WHAT IS BEING ASKED:
What is the number of lines in the data holding the word "neuen"? Give that number by itself.

--- START OF EXERCISE INPUT ---

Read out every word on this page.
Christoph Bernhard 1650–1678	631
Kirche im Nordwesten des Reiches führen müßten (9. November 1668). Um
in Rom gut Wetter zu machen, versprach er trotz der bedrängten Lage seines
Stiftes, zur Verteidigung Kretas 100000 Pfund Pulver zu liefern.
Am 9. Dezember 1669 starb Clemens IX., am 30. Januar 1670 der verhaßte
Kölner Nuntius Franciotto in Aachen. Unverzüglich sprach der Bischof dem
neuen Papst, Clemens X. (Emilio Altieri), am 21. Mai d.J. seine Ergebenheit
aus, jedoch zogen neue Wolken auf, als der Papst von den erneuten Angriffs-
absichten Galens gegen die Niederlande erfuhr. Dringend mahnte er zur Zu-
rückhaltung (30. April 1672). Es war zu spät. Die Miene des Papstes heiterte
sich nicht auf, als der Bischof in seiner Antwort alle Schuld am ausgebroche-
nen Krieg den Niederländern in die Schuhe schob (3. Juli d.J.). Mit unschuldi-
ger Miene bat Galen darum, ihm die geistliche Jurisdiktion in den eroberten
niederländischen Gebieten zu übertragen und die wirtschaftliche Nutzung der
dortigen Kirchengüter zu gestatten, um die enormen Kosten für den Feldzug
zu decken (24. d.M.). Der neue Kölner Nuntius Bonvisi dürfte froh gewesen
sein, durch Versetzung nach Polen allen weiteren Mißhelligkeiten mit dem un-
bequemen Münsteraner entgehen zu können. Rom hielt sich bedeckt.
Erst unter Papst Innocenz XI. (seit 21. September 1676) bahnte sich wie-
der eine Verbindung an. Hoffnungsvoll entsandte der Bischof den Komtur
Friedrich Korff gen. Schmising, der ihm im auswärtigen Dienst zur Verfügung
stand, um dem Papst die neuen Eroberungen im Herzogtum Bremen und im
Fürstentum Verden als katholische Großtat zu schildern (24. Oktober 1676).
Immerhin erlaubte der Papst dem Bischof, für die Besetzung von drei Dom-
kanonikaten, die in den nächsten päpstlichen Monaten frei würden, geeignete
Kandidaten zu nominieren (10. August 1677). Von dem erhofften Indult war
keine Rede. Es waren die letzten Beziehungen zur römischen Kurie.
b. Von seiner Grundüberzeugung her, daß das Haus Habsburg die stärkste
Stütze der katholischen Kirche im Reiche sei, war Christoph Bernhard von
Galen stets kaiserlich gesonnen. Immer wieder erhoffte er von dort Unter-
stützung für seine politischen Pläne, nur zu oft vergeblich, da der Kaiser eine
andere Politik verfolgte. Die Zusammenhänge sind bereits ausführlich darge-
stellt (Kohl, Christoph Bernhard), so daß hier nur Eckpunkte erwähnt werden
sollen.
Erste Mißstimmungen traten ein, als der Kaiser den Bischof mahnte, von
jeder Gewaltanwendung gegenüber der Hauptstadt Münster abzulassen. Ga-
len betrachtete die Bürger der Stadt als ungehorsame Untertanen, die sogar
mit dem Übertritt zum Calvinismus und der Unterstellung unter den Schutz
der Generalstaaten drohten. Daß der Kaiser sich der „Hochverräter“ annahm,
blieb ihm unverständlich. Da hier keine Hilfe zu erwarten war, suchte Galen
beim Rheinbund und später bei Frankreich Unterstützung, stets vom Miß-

--- END OF EXERCISE INPUT ---

ANSWER FOR THIS EXERCISE:
2